DOCUMENT SEGMENT:

--- START ---

When last we heard from him he was in "no position for a relationship -- short or long-term."  He was planning to move back to China as soon as possible.  He felt I was pressuring him because I invited him to a football game. So he cut me off and wasn't even going to tell me about it.  He finally responded to an email where I had said if he didn't write and tell me what was going on I was going to call him.  He told me I needed to live my life without him and we should have no further contact of any kind.  And that was that.  I have made No attempt to contact him.  Now, fast forward to a couple of days ago.  I am on Match.com doing a little dating, nothing serious.  For whatever reason, it crossed my mind to see if Russ might be on Match.  Well, what do you know there he was.  Not in China -- still here in SC and get this -- he's looking for a LONG term relationship, "someone to grow old with."  More than once in my life I thought that person was going to be me.  I thought we were meant to be together.  He made me laugh; he made me think.  We had deep conversations.  We cried together and we laughed so much.  I had the BEST date of my life with him (and there wasn't even any sex).

--- END ---

DATA SUPPLIED:
--- START ---

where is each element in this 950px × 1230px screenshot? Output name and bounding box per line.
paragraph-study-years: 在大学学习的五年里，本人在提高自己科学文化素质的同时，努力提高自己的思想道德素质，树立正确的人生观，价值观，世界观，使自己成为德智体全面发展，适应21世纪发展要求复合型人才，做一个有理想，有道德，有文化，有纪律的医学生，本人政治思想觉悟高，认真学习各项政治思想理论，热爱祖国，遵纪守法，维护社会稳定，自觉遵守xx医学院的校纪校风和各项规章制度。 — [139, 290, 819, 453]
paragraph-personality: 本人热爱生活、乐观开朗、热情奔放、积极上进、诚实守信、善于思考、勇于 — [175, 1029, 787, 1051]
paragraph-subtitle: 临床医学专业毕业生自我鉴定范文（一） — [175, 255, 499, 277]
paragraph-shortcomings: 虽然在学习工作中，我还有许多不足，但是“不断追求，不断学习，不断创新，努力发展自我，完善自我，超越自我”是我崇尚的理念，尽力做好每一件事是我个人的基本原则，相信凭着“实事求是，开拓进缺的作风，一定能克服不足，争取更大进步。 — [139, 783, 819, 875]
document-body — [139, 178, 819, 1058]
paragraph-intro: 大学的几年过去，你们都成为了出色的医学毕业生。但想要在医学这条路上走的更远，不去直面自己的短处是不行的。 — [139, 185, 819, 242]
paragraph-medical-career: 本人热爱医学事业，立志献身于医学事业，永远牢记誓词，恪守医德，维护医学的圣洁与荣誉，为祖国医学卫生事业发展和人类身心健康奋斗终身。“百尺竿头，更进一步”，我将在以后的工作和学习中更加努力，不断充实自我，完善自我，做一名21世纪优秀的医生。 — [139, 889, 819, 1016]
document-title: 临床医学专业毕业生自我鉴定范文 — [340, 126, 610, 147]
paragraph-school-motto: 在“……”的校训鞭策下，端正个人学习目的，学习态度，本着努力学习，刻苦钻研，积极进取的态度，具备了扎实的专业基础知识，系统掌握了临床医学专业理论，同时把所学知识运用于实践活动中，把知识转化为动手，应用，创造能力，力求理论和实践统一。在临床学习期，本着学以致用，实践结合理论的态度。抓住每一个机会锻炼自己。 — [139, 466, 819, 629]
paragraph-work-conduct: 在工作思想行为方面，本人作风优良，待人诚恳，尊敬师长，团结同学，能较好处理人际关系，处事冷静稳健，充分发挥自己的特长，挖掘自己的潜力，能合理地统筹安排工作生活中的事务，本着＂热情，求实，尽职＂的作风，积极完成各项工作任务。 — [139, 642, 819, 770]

--- END ---

PROBLEMS AND TASKS:
**1)** Answer these about the post about Russ, one line each:
(a) Where did Russ say he was planning to move?
(b) On which site did the writer find him?
(c) What kind of relationship is he looking for there, by the post's account?
**2)** Please write what comes next in the post about Russ, following on from its last sentence.

ANSWERS FOR THE EXERCISE:
**1)**
(a) Back to China.
(b) Match.com.
(c) A long-term relationship, "someone to grow old with."

**2)**
When he cut me off it hurt so much and finding him on Match brought back up all that rejection.  Since I discovered him the other day, I have cried, been generally miserable.  Nothing suits me.  I've been a ***** and work and even to strangers -- and that's just not who I am.  I have examined all the aspects of our relationship and determind that I was at fault.  I wasn't good enough at anything.  I talked too much about my problems but never told him I'm BP.  I tried but he couldn't hear what I was saying.  I feel shame.  I feel wrong.  I want to contact him.  What would I say?  What would he say?  Would I want him back?  Why am I selectively picking out the good things and forgetting that in the end he treated me like S*$t!  I should just respect his boundaries and leave him alone, right?  I miss him.  I wish I understood.  I want forgiveness and I want to forgive.  I want to stop being so scared.  I don't know what to do.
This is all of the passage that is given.